● Texte à lire:
C’est désormais officiel. Le Tchad a annoncé son retrait de la Cour pénale internationale (CPI). Le gouvernement tchadien a indiqué, ce lundi 27 juillet 2026, avoir informé le secrétaire général des Nations unies de sa décision de quitter le Statut de Rome, le texte qui a créé cette juridiction internationale.
Dans un communiqué, les autorités de N’Djamena expliquent que cette décision est le résultat d’une analyse du fonctionnement de la CPI depuis sa création en 2002. Pour le gouvernement tchadien, les résultats de la Cour ne sont pas satisfaisants et son action ne répond plus aux attentes.
Les autorités tchadiennes reprochent également à la CPI de ne pas traiter tous les pays de la même manière. Elles estiment que la Cour concentre principalement ses actions contre les pays africains et ceux du Sud. N’Djamena parle ainsi d’une justice « à géographie variable ».
Le gouvernement tchadien accuse aussi la CPI d’être influencée par des considérations politiques. Selon lui, plusieurs pays africains seraient les principales cibles des procédures engagées par la juridiction internationale.

● Série d'exercices:
a) Répondez aux questions suivantes à partir du texte sur le retrait du Tchad de la CPI.
(i) À quelle date le gouvernement tchadien a-t-il indiqué avoir informé le secrétaire général des Nations unies de sa décision ?
(ii) En quelle année la CPI a-t-elle été créée ?
(iii) Par quelle expression N'Djamena qualifie-t-elle la justice rendue par la Cour ?
b) Poursuivez le texte sur le retrait du Tchad de la CPI après sa dernière phrase.

● Données fournies:
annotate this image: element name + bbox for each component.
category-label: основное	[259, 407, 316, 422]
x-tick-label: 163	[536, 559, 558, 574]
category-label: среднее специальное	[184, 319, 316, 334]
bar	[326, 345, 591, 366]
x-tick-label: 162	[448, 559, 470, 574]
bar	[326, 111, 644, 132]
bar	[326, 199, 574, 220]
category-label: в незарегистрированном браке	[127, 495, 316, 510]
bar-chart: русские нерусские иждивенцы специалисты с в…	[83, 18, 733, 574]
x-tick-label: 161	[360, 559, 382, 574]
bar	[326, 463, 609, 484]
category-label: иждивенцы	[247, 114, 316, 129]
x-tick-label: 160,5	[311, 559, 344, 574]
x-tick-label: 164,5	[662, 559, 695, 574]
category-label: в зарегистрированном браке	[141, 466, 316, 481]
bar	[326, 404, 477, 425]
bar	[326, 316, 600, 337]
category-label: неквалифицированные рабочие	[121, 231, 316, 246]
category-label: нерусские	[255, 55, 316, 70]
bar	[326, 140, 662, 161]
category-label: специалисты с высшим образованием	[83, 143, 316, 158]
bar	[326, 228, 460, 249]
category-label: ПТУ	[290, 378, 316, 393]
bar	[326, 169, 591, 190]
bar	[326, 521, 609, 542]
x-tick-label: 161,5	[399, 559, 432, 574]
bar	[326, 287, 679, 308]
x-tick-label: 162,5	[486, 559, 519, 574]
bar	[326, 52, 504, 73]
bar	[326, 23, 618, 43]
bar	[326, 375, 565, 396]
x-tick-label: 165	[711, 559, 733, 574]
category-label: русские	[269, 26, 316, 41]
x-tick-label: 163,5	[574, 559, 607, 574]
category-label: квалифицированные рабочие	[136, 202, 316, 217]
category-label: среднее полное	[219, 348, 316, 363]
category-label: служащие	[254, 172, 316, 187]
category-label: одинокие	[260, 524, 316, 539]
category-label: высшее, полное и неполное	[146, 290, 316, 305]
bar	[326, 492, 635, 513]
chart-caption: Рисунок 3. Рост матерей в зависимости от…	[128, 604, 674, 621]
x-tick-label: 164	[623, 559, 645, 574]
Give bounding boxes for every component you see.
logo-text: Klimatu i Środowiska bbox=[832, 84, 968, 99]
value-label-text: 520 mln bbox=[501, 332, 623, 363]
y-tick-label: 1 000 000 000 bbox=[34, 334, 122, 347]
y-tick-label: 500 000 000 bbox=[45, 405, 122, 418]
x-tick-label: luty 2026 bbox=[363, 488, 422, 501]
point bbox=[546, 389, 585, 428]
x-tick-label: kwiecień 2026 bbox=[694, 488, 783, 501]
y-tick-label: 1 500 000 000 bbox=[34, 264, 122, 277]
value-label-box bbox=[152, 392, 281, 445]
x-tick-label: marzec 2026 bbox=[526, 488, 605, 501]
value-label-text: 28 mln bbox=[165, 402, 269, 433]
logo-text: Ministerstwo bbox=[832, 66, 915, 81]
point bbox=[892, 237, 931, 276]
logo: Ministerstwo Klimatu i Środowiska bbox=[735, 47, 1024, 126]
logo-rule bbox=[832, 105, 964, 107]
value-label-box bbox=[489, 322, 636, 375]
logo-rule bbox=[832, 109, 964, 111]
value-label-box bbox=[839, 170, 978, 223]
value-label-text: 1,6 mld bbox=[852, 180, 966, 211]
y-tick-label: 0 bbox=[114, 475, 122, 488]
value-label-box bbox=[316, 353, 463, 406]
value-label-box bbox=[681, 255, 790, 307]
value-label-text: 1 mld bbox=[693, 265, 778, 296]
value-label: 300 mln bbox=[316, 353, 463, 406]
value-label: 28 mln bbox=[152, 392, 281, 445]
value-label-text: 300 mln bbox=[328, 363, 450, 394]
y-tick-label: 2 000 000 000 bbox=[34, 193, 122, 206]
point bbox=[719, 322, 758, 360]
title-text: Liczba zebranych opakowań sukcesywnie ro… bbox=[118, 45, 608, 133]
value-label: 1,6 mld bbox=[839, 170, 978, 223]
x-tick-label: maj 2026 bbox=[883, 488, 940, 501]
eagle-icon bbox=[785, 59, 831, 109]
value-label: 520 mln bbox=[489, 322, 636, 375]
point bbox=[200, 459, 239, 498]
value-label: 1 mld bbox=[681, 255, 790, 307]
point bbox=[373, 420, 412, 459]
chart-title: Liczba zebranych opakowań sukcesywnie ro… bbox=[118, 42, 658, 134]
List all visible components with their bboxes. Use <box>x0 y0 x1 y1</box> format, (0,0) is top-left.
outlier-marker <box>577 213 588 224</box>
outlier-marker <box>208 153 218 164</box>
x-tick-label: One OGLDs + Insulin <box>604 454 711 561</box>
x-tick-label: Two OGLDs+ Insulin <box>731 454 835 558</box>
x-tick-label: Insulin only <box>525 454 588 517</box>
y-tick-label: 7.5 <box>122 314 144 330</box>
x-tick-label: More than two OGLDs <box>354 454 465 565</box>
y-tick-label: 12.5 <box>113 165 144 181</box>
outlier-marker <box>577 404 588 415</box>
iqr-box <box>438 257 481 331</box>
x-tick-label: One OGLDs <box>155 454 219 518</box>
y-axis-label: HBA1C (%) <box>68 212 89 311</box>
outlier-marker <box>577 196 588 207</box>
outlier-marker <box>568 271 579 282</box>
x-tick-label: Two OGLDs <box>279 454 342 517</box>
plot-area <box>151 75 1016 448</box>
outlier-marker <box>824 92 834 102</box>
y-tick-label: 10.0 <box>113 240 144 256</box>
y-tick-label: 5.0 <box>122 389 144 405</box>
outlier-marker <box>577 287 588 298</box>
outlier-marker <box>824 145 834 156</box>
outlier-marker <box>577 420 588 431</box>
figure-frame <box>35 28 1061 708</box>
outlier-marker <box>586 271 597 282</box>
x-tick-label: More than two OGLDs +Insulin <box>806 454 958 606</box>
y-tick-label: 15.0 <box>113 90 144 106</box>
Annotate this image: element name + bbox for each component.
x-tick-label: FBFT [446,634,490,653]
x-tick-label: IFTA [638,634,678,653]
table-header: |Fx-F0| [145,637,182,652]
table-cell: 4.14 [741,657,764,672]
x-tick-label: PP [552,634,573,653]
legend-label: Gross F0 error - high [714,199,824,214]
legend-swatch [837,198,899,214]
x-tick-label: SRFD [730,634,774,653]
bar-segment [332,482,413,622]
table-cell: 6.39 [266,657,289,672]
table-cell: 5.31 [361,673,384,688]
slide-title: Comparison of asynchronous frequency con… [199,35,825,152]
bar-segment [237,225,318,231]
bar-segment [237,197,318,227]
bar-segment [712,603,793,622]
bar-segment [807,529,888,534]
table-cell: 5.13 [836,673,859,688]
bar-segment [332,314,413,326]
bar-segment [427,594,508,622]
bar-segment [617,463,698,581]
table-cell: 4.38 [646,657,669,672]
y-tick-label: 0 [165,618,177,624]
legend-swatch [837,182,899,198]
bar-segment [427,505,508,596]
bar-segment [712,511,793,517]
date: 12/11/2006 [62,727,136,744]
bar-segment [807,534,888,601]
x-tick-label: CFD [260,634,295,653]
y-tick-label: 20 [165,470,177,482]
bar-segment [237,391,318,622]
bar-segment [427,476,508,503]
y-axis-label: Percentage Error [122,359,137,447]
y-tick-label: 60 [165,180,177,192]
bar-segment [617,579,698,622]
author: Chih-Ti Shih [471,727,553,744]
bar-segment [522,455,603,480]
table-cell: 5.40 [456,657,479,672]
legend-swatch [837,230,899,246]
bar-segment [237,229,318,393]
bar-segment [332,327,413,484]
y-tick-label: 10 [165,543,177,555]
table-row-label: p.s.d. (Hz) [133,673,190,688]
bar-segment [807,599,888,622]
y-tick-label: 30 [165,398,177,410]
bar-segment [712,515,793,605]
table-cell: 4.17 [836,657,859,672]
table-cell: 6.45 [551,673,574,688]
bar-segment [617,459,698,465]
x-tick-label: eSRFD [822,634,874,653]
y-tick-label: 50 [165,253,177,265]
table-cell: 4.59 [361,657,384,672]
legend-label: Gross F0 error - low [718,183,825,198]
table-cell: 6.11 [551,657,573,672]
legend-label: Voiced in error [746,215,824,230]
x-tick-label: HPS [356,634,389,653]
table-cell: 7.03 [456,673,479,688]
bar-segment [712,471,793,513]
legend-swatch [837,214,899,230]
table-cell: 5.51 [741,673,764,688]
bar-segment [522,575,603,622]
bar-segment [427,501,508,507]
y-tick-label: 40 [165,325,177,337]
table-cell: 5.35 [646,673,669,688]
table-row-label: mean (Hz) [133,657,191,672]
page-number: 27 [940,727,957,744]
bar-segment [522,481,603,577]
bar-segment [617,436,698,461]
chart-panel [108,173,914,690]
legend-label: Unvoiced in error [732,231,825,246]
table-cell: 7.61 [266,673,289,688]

● Corrigé des exercices:
a)
(i) Le lundi 27 juillet 2026.
(ii) En 2002.
(iii) Une justice « à géographie variable ».

b)
Avec cette décision, le Tchad rejoint plusieurs pays qui ont déjà choisi de quitter la CPI. C’est notamment le cas du Mali, du Niger et du Burkina Faso dans la région du Sahel. Le Venezuela a également annoncé son retrait.
Pour la Cour pénale internationale, ce départ représente un nouveau coup dur. Depuis plusieurs années, l’institution fait face à des critiques sur son fonctionnement et son impartialité.
Le retrait du Tchad relance donc le débat sur l’avenir de la justice pénale internationale et sur la confiance que les États accordent à cette Cour chargée de juger les crimes les plus graves.